-- start Dataset excerpts --
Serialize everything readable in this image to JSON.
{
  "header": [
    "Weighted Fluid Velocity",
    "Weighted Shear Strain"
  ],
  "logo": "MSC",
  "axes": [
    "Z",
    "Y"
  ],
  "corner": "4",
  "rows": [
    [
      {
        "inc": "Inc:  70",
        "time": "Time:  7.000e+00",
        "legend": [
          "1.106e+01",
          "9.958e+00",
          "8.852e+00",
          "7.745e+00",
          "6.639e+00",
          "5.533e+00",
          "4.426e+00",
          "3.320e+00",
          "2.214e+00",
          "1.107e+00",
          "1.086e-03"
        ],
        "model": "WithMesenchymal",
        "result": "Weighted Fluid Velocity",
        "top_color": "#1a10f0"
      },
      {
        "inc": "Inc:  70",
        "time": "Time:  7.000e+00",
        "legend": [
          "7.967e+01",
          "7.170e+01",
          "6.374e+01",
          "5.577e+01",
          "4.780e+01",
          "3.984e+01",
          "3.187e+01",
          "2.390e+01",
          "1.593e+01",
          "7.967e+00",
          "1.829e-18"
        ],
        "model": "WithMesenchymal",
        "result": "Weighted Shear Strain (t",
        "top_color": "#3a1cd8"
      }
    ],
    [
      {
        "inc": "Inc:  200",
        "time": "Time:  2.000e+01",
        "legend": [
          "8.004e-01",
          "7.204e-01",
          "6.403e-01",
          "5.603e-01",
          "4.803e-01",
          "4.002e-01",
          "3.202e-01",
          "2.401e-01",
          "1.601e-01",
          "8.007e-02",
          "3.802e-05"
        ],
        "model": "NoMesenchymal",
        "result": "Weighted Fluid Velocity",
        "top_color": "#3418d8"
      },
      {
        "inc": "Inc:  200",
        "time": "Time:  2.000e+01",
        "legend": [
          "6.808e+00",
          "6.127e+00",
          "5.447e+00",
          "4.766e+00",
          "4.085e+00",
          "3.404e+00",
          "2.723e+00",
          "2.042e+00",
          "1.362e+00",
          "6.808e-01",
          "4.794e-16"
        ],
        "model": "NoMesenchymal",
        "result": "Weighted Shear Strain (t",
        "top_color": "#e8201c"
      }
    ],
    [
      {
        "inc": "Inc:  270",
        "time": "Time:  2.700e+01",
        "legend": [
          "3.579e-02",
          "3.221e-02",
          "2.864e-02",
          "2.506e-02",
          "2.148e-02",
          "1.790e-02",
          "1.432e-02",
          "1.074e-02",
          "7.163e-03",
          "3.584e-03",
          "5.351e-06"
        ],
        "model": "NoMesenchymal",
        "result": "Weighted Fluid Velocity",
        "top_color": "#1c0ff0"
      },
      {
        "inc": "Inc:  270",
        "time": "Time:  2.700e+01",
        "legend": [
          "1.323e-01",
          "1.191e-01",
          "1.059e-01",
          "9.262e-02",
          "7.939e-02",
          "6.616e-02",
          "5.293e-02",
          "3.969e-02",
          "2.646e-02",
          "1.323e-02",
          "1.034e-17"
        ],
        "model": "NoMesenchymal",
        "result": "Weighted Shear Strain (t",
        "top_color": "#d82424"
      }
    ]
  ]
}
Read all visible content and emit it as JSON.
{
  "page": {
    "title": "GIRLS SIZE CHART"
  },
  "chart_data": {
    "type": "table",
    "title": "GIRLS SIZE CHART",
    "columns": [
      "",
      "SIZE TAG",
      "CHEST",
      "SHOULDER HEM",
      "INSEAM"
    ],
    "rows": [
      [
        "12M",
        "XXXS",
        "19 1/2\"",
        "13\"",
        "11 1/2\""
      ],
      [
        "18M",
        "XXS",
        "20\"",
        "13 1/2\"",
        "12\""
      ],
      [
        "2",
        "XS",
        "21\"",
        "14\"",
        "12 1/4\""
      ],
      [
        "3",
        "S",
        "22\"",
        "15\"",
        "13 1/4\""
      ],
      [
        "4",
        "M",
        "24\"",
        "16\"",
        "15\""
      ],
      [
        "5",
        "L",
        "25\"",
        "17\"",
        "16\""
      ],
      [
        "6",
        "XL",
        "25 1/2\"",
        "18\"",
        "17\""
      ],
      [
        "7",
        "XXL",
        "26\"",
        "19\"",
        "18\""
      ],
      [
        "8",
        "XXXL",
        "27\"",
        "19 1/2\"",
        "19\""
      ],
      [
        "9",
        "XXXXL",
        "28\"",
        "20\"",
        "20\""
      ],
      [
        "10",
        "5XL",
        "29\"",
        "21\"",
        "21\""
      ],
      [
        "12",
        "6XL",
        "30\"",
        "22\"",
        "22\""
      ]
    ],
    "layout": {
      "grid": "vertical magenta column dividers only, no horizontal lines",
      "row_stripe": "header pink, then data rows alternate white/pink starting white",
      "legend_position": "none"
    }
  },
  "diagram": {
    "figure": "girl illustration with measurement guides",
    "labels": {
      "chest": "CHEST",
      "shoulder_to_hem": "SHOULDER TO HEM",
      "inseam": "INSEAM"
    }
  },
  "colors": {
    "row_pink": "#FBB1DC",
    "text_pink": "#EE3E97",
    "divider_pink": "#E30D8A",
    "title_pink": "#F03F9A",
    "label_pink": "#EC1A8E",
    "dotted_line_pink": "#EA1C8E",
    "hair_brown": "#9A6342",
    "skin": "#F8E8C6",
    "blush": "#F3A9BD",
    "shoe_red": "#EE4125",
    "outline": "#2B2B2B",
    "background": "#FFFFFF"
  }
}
-- end Dataset excerpts --
Job: Write out the full set of records exactly as given.

Solved problem:
Serialize everything readable in this image to JSON.
{
  "header": [
    "Weighted Fluid Velocity",
    "Weighted Shear Strain"
  ],
  "logo": "MSC",
  "axes": [
    "Z",
    "Y"
  ],
  "corner": "4",
  "rows": [
    [
      {
        "inc": "Inc:  70",
        "time": "Time:  7.000e+00",
        "legend": [
          "1.106e+01",
          "9.958e+00",
          "8.852e+00",
          "7.745e+00",
          "6.639e+00",
          "5.533e+00",
          "4.426e+00",
          "3.320e+00",
          "2.214e+00",
          "1.107e+00",
          "1.086e-03"
        ],
        "model": "WithMesenchymal",
        "result": "Weighted Fluid Velocity",
        "top_color": "#1a10f0"
      },
      {
        "inc": "Inc:  70",
        "time": "Time:  7.000e+00",
        "legend": [
          "7.967e+01",
          "7.170e+01",
          "6.374e+01",
          "5.577e+01",
          "4.780e+01",
          "3.984e+01",
          "3.187e+01",
          "2.390e+01",
          "1.593e+01",
          "7.967e+00",
          "1.829e-18"
        ],
        "model": "WithMesenchymal",
        "result": "Weighted Shear Strain (t",
        "top_color": "#3a1cd8"
      }
    ],
    [
      {
        "inc": "Inc:  200",
        "time": "Time:  2.000e+01",
        "legend": [
          "8.004e-01",
          "7.204e-01",
          "6.403e-01",
          "5.603e-01",
          "4.803e-01",
          "4.002e-01",
          "3.202e-01",
          "2.401e-01",
          "1.601e-01",
          "8.007e-02",
          "3.802e-05"
        ],
        "model": "NoMesenchymal",
        "result": "Weighted Fluid Velocity",
        "top_color": "#3418d8"
      },
      {
        "inc": "Inc:  200",
        "time": "Time:  2.000e+01",
        "legend": [
          "6.808e+00",
          "6.127e+00",
          "5.447e+00",
          "4.766e+00",
          "4.085e+00",
          "3.404e+00",
          "2.723e+00",
          "2.042e+00",
          "1.362e+00",
          "6.808e-01",
          "4.794e-16"
        ],
        "model": "NoMesenchymal",
        "result": "Weighted Shear Strain (t",
        "top_color": "#e8201c"
      }
    ],
    [
      {
        "inc": "Inc:  270",
        "time": "Time:  2.700e+01",
        "legend": [
          "3.579e-02",
          "3.221e-02",
          "2.864e-02",
          "2.506e-02",
          "2.148e-02",
          "1.790e-02",
          "1.432e-02",
          "1.074e-02",
          "7.163e-03",
          "3.584e-03",
          "5.351e-06"
        ],
        "model": "NoMesenchymal",
        "result": "Weighted Fluid Velocity",
        "top_color": "#1c0ff0"
      },
      {
        "inc": "Inc:  270",
        "time": "Time:  2.700e+01",
        "legend": [
          "1.323e-01",
          "1.191e-01",
          "1.059e-01",
          "9.262e-02",
          "7.939e-02",
          "6.616e-02",
          "5.293e-02",
          "3.969e-02",
          "2.646e-02",
          "1.323e-02",
          "1.034e-17"
        ],
        "model": "NoMesenchymal",
        "result": "Weighted Shear Strain (t",
        "top_color": "#d82424"
      }
    ]
  ]
}
Read all visible content and emit it as JSON.
{
  "page": {
    "title": "GIRLS SIZE CHART"
  },
  "chart_data": {
    "type": "table",
    "title": "GIRLS SIZE CHART",
    "columns": [
      "",
      "SIZE TAG",
      "CHEST",
      "SHOULDER HEM",
      "INSEAM"
    ],
    "rows": [
      [
        "12M",
        "XXXS",
        "19 1/2\"",
        "13\"",
        "11 1/2\""
      ],
      [
        "18M",
        "XXS",
        "20\"",
        "13 1/2\"",
        "12\""
      ],
      [
        "2",
        "XS",
        "21\"",
        "14\"",
        "12 1/4\""
      ],
      [
        "3",
        "S",
        "22\"",
        "15\"",
        "13 1/4\""
      ],
      [
        "4",
        "M",
        "24\"",
        "16\"",
        "15\""
      ],
      [
        "5",
        "L",
        "25\"",
        "17\"",
        "16\""
      ],
      [
        "6",
        "XL",
        "25 1/2\"",
        "18\"",
        "17\""
      ],
      [
        "7",
        "XXL",
        "26\"",
        "19\"",
        "18\""
      ],
      [
        "8",
        "XXXL",
        "27\"",
        "19 1/2\"",
        "19\""
      ],
      [
        "9",
        "XXXXL",
        "28\"",
        "20\"",
        "20\""
      ],
      [
        "10",
        "5XL",
        "29\"",
        "21\"",
        "21\""
      ],
      [
        "12",
        "6XL",
        "30\"",
        "22\"",
        "22\""
      ]
    ],
    "layout": {
      "grid": "vertical magenta column dividers only, no horizontal lines",
      "row_stripe": "header pink, then data rows alternate white/pink starting white",
      "legend_position": "none"
    }
  },
  "diagram": {
    "figure": "girl illustration with measurement guides",
    "labels": {
      "chest": "CHEST",
      "shoulder_to_hem": "SHOULDER TO HEM",
      "inseam": "INSEAM"
    }
  },
  "colors": {
    "row_pink": "#FBB1DC",
    "text_pink": "#EE3E97",
    "divider_pink": "#E30D8A",
    "title_pink": "#F03F9A",
    "label_pink": "#EC1A8E",
    "dotted_line_pink": "#EA1C8E",
    "hair_brown": "#9A6342",
    "skin": "#F8E8C6",
    "blush": "#F3A9BD",
    "shoe_red": "#EE4125",
    "outline": "#2B2B2B",
    "background": "#FFFFFF"
  }
}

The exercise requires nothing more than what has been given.